*WRITTEN PROBLEM*. Write the data out again exactly, with no pictures.

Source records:

##########

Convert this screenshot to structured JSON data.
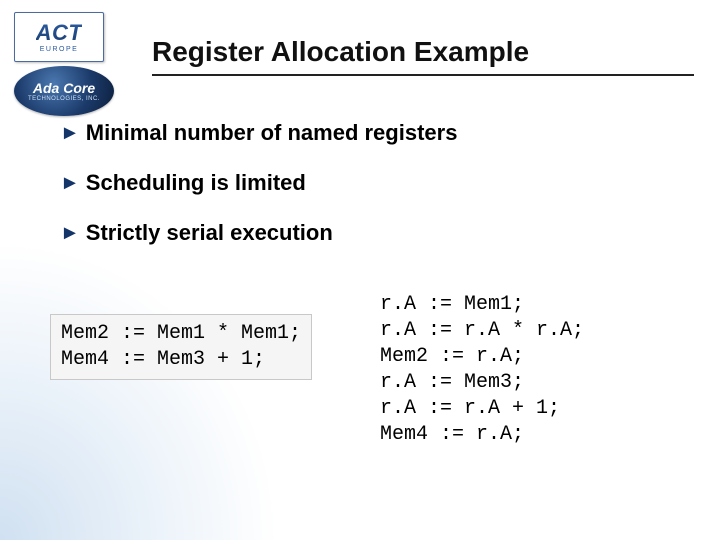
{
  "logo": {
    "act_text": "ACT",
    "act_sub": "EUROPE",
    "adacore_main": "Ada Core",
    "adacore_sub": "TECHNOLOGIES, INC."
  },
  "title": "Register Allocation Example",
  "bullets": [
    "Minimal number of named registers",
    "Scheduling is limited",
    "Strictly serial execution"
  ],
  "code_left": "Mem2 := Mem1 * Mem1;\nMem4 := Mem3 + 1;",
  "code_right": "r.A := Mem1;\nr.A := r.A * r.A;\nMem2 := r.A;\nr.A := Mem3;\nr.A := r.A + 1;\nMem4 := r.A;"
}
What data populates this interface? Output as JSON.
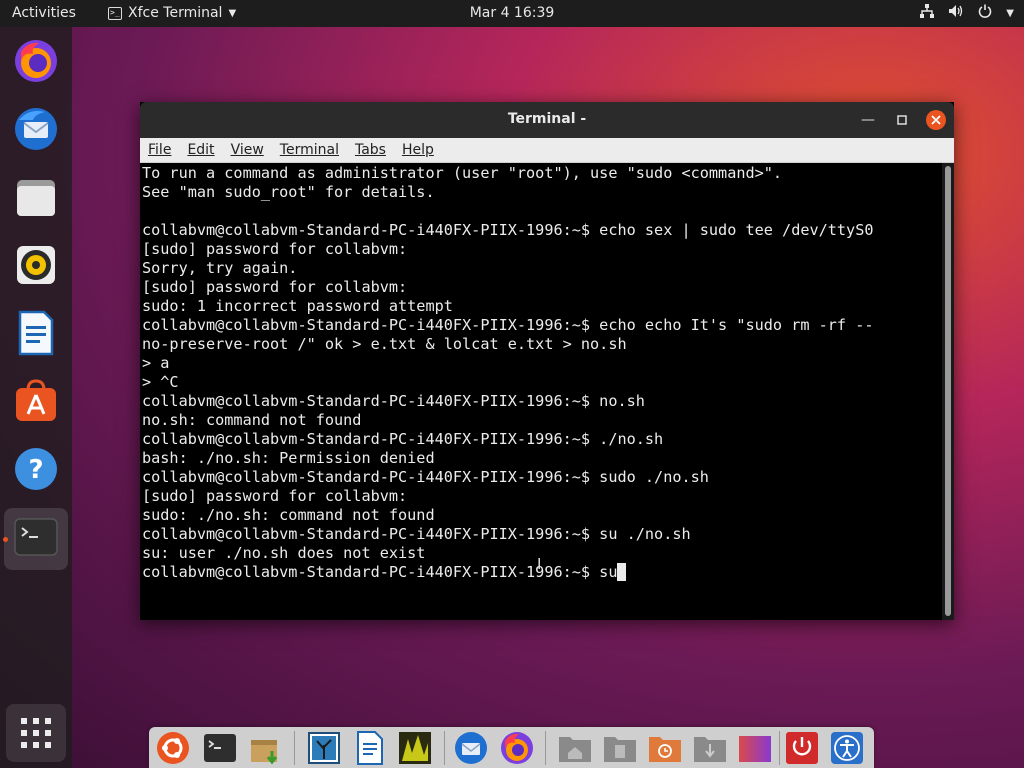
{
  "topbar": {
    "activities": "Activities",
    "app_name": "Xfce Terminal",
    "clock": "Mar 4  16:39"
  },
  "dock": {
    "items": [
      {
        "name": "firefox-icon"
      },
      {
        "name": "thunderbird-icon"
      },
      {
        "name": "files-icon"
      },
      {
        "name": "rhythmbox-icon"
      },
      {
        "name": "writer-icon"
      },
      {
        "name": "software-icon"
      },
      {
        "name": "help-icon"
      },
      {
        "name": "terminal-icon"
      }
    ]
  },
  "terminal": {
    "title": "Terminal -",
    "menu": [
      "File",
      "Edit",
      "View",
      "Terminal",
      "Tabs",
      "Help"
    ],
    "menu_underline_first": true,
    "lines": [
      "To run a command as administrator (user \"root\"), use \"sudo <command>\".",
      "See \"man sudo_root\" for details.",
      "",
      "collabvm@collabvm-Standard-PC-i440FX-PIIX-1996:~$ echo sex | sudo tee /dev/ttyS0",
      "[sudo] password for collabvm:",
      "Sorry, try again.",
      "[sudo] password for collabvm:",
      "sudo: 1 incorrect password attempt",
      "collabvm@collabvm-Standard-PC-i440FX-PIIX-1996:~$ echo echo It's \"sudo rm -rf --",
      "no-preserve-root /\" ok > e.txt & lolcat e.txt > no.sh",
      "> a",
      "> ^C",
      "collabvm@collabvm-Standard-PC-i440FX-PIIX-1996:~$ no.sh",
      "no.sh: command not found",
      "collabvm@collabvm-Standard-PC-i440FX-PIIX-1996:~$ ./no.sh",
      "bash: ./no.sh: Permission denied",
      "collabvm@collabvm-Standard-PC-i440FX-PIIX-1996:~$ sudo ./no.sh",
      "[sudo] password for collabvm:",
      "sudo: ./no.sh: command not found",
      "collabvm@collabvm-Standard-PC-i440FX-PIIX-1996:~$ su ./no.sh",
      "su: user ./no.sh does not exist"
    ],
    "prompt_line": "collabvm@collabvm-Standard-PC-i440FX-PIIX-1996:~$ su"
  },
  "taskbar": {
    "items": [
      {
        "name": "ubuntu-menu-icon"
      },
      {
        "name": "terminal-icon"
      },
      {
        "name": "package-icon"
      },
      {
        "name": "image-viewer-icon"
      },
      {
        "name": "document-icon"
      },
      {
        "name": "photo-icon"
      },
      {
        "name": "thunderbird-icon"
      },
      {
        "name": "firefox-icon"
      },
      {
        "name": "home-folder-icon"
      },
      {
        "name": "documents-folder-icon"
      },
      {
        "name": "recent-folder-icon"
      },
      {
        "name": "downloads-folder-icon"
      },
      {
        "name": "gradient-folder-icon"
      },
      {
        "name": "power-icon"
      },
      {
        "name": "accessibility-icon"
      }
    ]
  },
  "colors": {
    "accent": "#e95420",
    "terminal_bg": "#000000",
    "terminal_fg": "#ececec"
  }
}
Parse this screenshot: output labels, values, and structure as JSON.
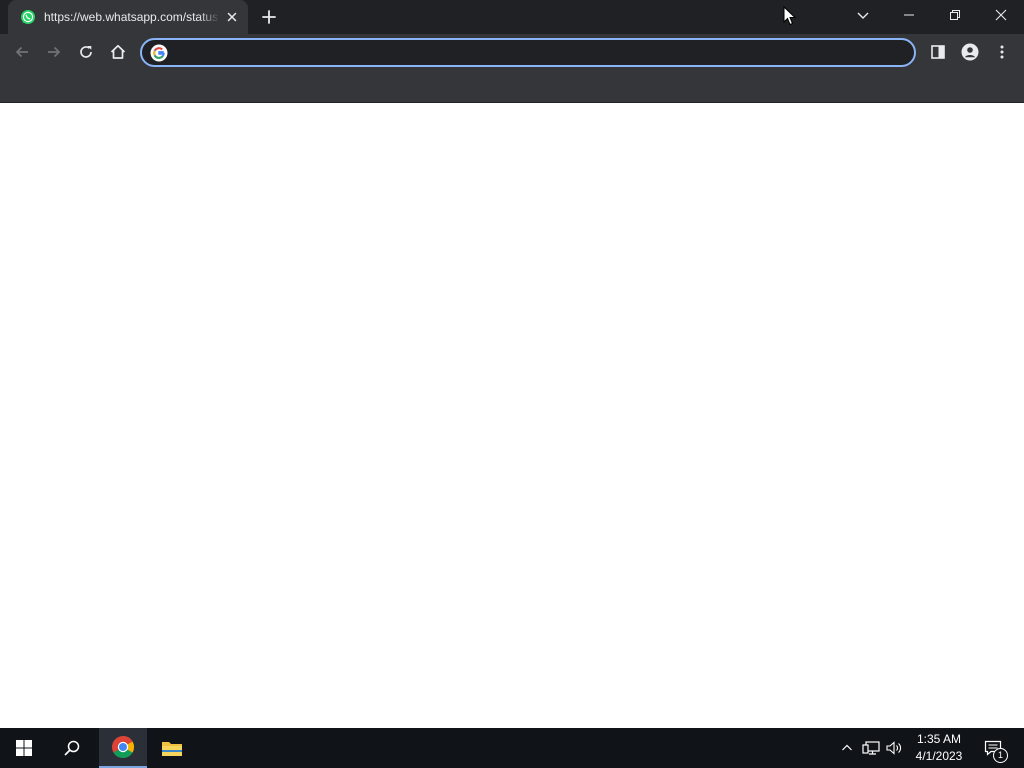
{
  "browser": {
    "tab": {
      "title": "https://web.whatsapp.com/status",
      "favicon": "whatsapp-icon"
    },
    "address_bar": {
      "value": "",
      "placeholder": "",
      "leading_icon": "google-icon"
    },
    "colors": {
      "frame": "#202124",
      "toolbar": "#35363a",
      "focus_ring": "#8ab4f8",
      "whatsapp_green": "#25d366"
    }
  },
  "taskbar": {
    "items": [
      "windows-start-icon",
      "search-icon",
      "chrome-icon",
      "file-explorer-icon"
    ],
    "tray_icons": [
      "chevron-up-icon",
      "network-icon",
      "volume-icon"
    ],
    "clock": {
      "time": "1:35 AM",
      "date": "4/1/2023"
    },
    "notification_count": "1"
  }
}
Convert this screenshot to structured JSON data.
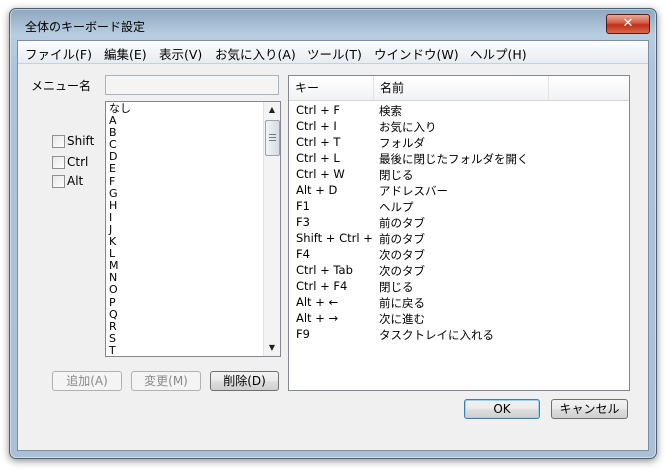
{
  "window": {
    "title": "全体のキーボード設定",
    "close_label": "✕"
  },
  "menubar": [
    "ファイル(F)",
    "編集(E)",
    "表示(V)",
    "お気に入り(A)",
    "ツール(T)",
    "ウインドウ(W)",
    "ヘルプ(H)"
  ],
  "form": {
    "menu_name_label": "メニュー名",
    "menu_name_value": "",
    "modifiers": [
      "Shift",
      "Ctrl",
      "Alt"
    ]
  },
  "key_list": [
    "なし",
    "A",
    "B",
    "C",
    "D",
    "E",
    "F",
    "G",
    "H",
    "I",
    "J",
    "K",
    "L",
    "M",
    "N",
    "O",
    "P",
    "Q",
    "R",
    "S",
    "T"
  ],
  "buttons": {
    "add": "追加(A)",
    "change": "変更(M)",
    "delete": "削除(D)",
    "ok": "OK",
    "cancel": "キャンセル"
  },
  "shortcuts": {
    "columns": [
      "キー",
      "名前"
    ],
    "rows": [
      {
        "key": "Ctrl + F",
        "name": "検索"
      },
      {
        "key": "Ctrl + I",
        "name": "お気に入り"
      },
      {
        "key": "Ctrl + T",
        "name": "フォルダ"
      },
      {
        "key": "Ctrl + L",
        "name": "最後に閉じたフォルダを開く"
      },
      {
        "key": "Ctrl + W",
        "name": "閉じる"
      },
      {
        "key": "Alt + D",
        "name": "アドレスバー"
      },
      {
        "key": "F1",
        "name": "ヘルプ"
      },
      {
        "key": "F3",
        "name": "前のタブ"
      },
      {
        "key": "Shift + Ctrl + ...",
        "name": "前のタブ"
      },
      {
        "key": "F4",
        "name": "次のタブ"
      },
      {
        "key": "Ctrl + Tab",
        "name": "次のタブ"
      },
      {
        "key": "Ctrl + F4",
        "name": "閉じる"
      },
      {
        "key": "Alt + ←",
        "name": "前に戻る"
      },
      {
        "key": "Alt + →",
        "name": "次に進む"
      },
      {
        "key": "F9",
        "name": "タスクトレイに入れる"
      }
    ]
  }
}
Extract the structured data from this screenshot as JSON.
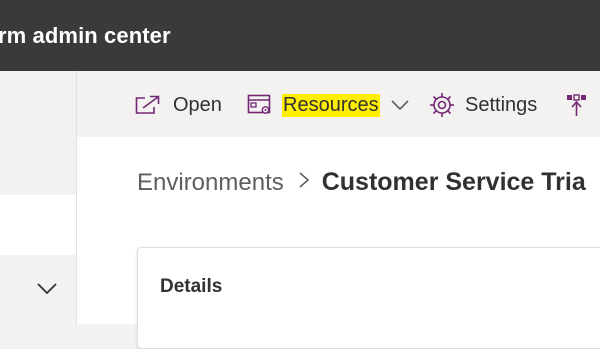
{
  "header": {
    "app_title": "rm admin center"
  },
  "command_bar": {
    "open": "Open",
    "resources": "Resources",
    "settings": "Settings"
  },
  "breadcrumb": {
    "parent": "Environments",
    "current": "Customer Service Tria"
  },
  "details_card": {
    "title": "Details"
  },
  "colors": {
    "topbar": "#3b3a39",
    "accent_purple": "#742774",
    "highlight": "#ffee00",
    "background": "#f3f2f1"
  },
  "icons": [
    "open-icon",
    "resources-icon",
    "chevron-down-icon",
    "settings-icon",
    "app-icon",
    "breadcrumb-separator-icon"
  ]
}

##########

*FULL SOLUTION*.
Convert this screenshot to structured JSON data.
{
  "logo": {
    "act_text": "ACT",
    "act_sub": "EUROPE",
    "adacore_main": "Ada Core",
    "adacore_sub": "TECHNOLOGIES, INC."
  },
  "title": "Register Allocation Example",
  "bullets": [
    "Minimal number of named registers",
    "Scheduling is limited",
    "Strictly serial execution"
  ],
  "code_left": "Mem2 := Mem1 * Mem1;\nMem4 := Mem3 + 1;",
  "code_right": "r.A := Mem1;\nr.A := r.A * r.A;\nMem2 := r.A;\nr.A := Mem3;\nr.A := r.A + 1;\nMem4 := r.A;"
}
What data populates this interface? Output as JSON.
{
  "topbar": {
    "activities": "Activities",
    "app_name": "Xfce Terminal",
    "clock": "Mar 4  16:39"
  },
  "dock": {
    "items": [
      {
        "name": "firefox-icon"
      },
      {
        "name": "thunderbird-icon"
      },
      {
        "name": "files-icon"
      },
      {
        "name": "rhythmbox-icon"
      },
      {
        "name": "writer-icon"
      },
      {
        "name": "software-icon"
      },
      {
        "name": "help-icon"
      },
      {
        "name": "terminal-icon"
      }
    ]
  },
  "terminal": {
    "title": "Terminal -",
    "menu": [
      "File",
      "Edit",
      "View",
      "Terminal",
      "Tabs",
      "Help"
    ],
    "menu_underline_first": true,
    "lines": [
      "To run a command as administrator (user \"root\"), use \"sudo <command>\".",
      "See \"man sudo_root\" for details.",
      "",
      "collabvm@collabvm-Standard-PC-i440FX-PIIX-1996:~$ echo sex | sudo tee /dev/ttyS0",
      "[sudo] password for collabvm:",
      "Sorry, try again.",
      "[sudo] password for collabvm:",
      "sudo: 1 incorrect password attempt",
      "collabvm@collabvm-Standard-PC-i440FX-PIIX-1996:~$ echo echo It's \"sudo rm -rf --",
      "no-preserve-root /\" ok > e.txt & lolcat e.txt > no.sh",
      "> a",
      "> ^C",
      "collabvm@collabvm-Standard-PC-i440FX-PIIX-1996:~$ no.sh",
      "no.sh: command not found",
      "collabvm@collabvm-Standard-PC-i440FX-PIIX-1996:~$ ./no.sh",
      "bash: ./no.sh: Permission denied",
      "collabvm@collabvm-Standard-PC-i440FX-PIIX-1996:~$ sudo ./no.sh",
      "[sudo] password for collabvm:",
      "sudo: ./no.sh: command not found",
      "collabvm@collabvm-Standard-PC-i440FX-PIIX-1996:~$ su ./no.sh",
      "su: user ./no.sh does not exist"
    ],
    "prompt_line": "collabvm@collabvm-Standard-PC-i440FX-PIIX-1996:~$ su"
  },
  "taskbar": {
    "items": [
      {
        "name": "ubuntu-menu-icon"
      },
      {
        "name": "terminal-icon"
      },
      {
        "name": "package-icon"
      },
      {
        "name": "image-viewer-icon"
      },
      {
        "name": "document-icon"
      },
      {
        "name": "photo-icon"
      },
      {
        "name": "thunderbird-icon"
      },
      {
        "name": "firefox-icon"
      },
      {
        "name": "home-folder-icon"
      },
      {
        "name": "documents-folder-icon"
      },
      {
        "name": "recent-folder-icon"
      },
      {
        "name": "downloads-folder-icon"
      },
      {
        "name": "gradient-folder-icon"
      },
      {
        "name": "power-icon"
      },
      {
        "name": "accessibility-icon"
      }
    ]
  },
  "colors": {
    "accent": "#e95420",
    "terminal_bg": "#000000",
    "terminal_fg": "#ececec"
  }
}
Parse this screenshot: output labels, values, and structure as JSON.
{
  "browser": {
    "tab": {
      "title": "https://web.whatsapp.com/status",
      "favicon": "whatsapp-icon"
    },
    "address_bar": {
      "value": "",
      "placeholder": "",
      "leading_icon": "google-icon"
    },
    "colors": {
      "frame": "#202124",
      "toolbar": "#35363a",
      "focus_ring": "#8ab4f8",
      "whatsapp_green": "#25d366"
    }
  },
  "taskbar": {
    "items": [
      "windows-start-icon",
      "search-icon",
      "chrome-icon",
      "file-explorer-icon"
    ],
    "tray_icons": [
      "chevron-up-icon",
      "network-icon",
      "volume-icon"
    ],
    "clock": {
      "time": "1:35 AM",
      "date": "4/1/2023"
    },
    "notification_count": "1"
  }
}
Convert this screenshot to structured JSON data.
{
  "window": {
    "title": "全体のキーボード設定",
    "close_label": "✕"
  },
  "menubar": [
    "ファイル(F)",
    "編集(E)",
    "表示(V)",
    "お気に入り(A)",
    "ツール(T)",
    "ウインドウ(W)",
    "ヘルプ(H)"
  ],
  "form": {
    "menu_name_label": "メニュー名",
    "menu_name_value": "",
    "modifiers": [
      "Shift",
      "Ctrl",
      "Alt"
    ]
  },
  "key_list": [
    "なし",
    "A",
    "B",
    "C",
    "D",
    "E",
    "F",
    "G",
    "H",
    "I",
    "J",
    "K",
    "L",
    "M",
    "N",
    "O",
    "P",
    "Q",
    "R",
    "S",
    "T"
  ],
  "buttons": {
    "add": "追加(A)",
    "change": "変更(M)",
    "delete": "削除(D)",
    "ok": "OK",
    "cancel": "キャンセル"
  },
  "shortcuts": {
    "columns": [
      "キー",
      "名前"
    ],
    "rows": [
      {
        "key": "Ctrl + F",
        "name": "検索"
      },
      {
        "key": "Ctrl + I",
        "name": "お気に入り"
      },
      {
        "key": "Ctrl + T",
        "name": "フォルダ"
      },
      {
        "key": "Ctrl + L",
        "name": "最後に閉じたフォルダを開く"
      },
      {
        "key": "Ctrl + W",
        "name": "閉じる"
      },
      {
        "key": "Alt + D",
        "name": "アドレスバー"
      },
      {
        "key": "F1",
        "name": "ヘルプ"
      },
      {
        "key": "F3",
        "name": "前のタブ"
      },
      {
        "key": "Shift + Ctrl + ...",
        "name": "前のタブ"
      },
      {
        "key": "F4",
        "name": "次のタブ"
      },
      {
        "key": "Ctrl + Tab",
        "name": "次のタブ"
      },
      {
        "key": "Ctrl + F4",
        "name": "閉じる"
      },
      {
        "key": "Alt + ←",
        "name": "前に戻る"
      },
      {
        "key": "Alt + →",
        "name": "次に進む"
      },
      {
        "key": "F9",
        "name": "タスクトレイに入れる"
      }
    ]
  }
}
Extract the structured data from this screenshot as JSON.
{
  "header": {
    "app_title": "rm admin center"
  },
  "command_bar": {
    "open": "Open",
    "resources": "Resources",
    "settings": "Settings"
  },
  "breadcrumb": {
    "parent": "Environments",
    "current": "Customer Service Tria"
  },
  "details_card": {
    "title": "Details"
  },
  "colors": {
    "topbar": "#3b3a39",
    "accent_purple": "#742774",
    "highlight": "#ffee00",
    "background": "#f3f2f1"
  },
  "icons": [
    "open-icon",
    "resources-icon",
    "chevron-down-icon",
    "settings-icon",
    "app-icon",
    "breadcrumb-separator-icon"
  ]
}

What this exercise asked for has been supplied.